- [GOAL]: Copy every line in the records below that contains the word "right".
================
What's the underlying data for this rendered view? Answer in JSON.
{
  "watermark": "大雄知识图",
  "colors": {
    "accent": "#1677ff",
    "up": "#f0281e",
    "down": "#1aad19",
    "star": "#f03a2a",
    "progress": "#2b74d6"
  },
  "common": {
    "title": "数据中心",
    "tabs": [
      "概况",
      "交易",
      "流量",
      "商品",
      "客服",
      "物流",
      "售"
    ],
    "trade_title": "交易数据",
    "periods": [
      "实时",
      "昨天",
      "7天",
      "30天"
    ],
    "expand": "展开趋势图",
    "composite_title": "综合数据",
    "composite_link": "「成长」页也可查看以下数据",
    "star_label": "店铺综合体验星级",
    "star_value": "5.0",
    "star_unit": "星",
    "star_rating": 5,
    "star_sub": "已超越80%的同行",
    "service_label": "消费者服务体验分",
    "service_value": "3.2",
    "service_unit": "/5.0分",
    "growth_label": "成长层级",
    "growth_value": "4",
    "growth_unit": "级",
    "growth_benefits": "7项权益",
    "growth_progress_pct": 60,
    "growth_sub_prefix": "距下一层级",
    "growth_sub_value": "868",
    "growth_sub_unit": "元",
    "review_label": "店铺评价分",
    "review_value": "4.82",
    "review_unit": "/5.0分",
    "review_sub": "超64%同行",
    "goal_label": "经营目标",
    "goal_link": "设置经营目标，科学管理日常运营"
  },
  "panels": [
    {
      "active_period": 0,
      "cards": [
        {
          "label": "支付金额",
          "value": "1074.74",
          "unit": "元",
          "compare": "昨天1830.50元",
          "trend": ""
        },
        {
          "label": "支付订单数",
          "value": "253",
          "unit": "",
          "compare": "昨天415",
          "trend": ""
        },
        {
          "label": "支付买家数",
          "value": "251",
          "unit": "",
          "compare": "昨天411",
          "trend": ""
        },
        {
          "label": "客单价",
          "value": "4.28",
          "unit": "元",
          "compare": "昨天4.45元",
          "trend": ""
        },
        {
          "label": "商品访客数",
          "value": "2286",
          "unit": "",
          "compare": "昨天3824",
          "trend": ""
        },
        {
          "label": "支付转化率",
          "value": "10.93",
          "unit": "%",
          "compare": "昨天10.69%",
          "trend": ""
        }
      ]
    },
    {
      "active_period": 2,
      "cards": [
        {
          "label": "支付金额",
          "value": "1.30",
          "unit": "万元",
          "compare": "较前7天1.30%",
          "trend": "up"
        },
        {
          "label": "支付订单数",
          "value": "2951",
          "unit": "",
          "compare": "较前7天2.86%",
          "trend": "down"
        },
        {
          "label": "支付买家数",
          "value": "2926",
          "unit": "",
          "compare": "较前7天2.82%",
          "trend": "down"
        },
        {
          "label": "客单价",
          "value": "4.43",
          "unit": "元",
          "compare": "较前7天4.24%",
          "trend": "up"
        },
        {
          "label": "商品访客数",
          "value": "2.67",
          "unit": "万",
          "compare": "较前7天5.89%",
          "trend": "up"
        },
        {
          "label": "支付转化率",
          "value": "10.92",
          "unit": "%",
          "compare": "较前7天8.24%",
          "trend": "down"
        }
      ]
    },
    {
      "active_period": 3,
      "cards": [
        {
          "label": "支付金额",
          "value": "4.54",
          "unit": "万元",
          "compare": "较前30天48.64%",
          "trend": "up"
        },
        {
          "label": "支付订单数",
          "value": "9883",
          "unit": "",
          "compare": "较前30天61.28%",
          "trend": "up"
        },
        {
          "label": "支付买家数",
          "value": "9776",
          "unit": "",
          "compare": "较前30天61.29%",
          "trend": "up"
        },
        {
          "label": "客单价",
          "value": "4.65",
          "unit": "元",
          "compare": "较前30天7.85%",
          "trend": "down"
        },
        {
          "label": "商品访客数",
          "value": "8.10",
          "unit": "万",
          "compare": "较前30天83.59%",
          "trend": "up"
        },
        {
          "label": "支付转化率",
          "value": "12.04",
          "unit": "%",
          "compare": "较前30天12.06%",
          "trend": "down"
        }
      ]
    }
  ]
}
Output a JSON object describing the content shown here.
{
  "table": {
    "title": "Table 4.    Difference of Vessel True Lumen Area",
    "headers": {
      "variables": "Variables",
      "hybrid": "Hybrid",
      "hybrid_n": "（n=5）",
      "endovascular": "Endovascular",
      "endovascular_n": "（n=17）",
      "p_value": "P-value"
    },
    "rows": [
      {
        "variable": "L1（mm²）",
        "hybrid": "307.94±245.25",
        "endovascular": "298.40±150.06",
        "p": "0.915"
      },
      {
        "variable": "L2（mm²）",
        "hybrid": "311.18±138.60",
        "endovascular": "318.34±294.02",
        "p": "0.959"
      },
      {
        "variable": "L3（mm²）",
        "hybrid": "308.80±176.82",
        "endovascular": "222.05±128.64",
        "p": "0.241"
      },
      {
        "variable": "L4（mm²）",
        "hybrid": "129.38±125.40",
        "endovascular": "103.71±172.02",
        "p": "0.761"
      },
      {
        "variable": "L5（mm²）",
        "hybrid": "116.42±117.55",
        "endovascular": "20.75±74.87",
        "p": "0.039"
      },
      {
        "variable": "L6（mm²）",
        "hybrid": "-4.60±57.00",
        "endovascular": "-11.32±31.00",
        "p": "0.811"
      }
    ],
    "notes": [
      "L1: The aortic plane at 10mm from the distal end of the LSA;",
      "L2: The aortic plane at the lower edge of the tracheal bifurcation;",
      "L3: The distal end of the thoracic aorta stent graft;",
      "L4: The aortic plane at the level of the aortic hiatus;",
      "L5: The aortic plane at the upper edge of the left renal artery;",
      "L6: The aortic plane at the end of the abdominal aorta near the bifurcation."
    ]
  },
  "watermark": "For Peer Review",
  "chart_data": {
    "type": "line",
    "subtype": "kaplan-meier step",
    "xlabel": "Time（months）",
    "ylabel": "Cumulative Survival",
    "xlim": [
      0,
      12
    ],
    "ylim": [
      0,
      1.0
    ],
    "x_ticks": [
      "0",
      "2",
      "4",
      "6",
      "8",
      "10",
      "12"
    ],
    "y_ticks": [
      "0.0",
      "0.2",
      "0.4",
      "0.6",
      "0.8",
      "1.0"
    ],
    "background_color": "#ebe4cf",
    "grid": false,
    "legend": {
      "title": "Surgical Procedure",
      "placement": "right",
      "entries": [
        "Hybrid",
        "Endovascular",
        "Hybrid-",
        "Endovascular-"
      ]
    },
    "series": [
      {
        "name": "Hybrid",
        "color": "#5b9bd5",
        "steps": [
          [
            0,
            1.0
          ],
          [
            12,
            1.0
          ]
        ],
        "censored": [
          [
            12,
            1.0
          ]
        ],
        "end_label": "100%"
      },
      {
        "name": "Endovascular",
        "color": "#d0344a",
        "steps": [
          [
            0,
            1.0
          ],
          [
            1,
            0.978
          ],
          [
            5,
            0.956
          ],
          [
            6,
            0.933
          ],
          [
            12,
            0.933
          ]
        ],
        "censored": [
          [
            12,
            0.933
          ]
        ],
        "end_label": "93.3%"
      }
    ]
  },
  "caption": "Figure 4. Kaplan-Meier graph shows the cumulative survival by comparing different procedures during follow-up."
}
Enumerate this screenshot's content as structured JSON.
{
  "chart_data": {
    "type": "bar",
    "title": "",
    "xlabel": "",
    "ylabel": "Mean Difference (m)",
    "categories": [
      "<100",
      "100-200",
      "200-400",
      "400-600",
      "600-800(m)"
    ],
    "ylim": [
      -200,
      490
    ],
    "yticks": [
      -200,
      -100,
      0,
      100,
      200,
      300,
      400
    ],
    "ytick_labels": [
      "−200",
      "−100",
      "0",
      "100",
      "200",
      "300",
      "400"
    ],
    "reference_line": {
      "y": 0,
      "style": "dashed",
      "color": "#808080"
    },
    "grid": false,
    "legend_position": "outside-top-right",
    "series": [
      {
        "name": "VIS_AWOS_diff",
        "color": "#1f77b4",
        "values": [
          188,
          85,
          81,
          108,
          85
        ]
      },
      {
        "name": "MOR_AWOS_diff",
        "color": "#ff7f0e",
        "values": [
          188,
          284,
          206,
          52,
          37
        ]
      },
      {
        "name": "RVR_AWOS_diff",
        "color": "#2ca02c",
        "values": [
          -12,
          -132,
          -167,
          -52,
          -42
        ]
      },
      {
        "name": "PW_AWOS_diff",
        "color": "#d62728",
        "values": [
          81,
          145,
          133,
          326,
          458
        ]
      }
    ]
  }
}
================
- [THE ANSWER]:
      "placement": "right",
    "legend_position": "outside-top-right",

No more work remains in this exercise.